* BEGIN Data lines *

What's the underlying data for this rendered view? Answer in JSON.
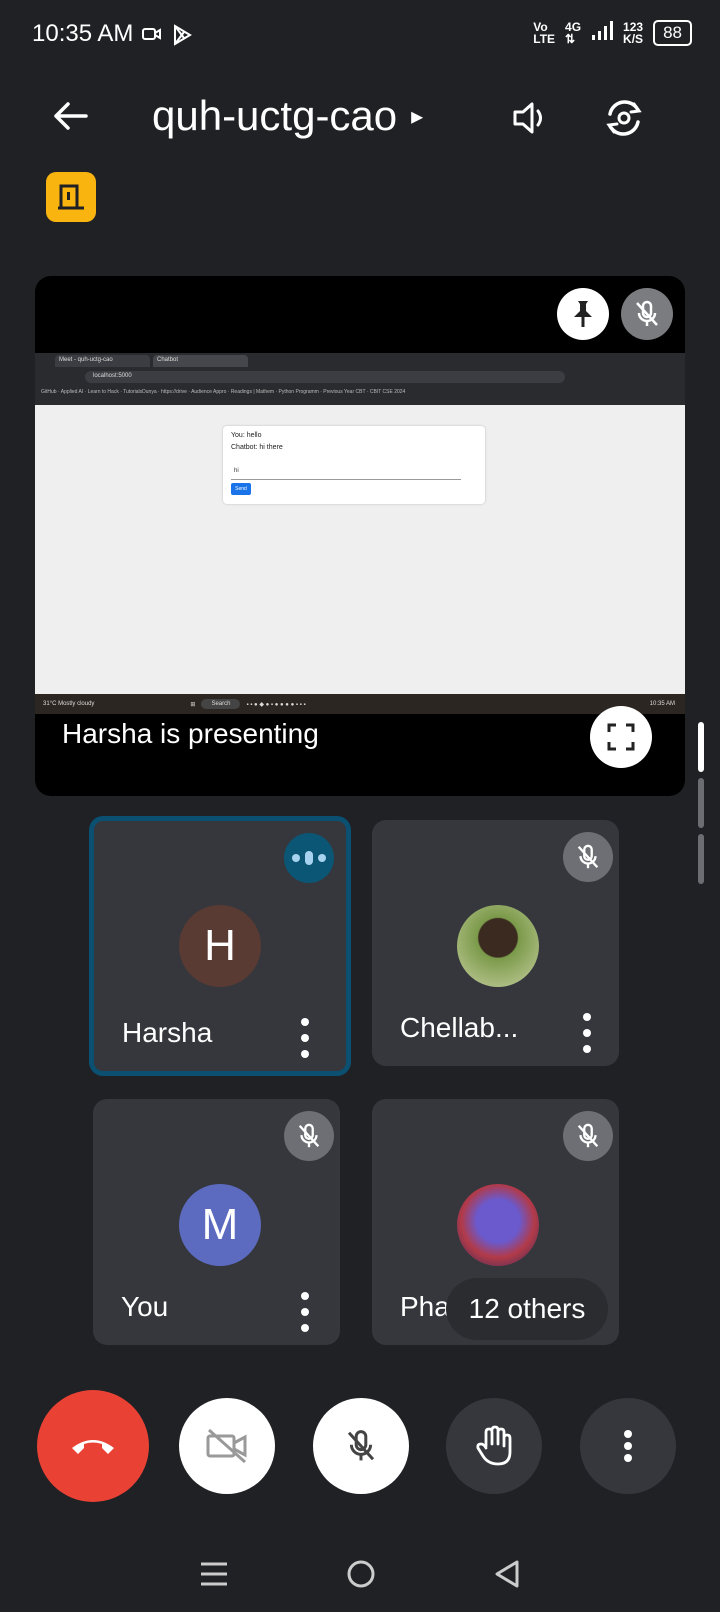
{
  "status_bar": {
    "time": "10:35 AM",
    "network_top": "Vo",
    "network_bottom": "LTE",
    "gen": "4G",
    "speed_top": "123",
    "speed_bottom": "K/S",
    "battery": "88"
  },
  "header": {
    "meeting_code": "quh-uctg-cao",
    "caret": "▸"
  },
  "presentation": {
    "label": "Harsha is presenting",
    "screen": {
      "tab1": "Meet - quh-uctg-cao",
      "tab2": "Chatbot",
      "url": "localhost:5000",
      "bookmarks": "GitHub · Applied AI · Learn to Hack · TutorialsDunya · https://drive · Audience Appro · Readings | Mathem · Python Programm · Previous Year CBT · CBIT CSE 2024",
      "chat_line1": "You: hello",
      "chat_line2": "Chatbot: hi there",
      "chat_input": "hi",
      "send_label": "Send",
      "search_label": "Search",
      "weather": "31°C Mostly cloudy",
      "clock": "10:35 AM"
    }
  },
  "participants": [
    {
      "name": "Harsha",
      "initial": "H",
      "color": "#5a3b33",
      "speaking": true
    },
    {
      "name": "Chellab...",
      "initial": "",
      "color": "#5c6e3a",
      "muted": true
    },
    {
      "name": "You",
      "initial": "M",
      "color": "#5c6bc0",
      "muted": true
    },
    {
      "name": "Phane",
      "initial": "",
      "color": "#3a2f6e",
      "muted": true
    }
  ],
  "others_label": "12 others",
  "colors": {
    "end_call": "#e94235",
    "active_border": "#0b4f71",
    "room_badge": "#f9b410"
  }
}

* END Data lines *

Where a line contains "uctg", copy that line.

    "meeting_code": "quh-uctg-cao",
      "tab1": "Meet - quh-uctg-cao",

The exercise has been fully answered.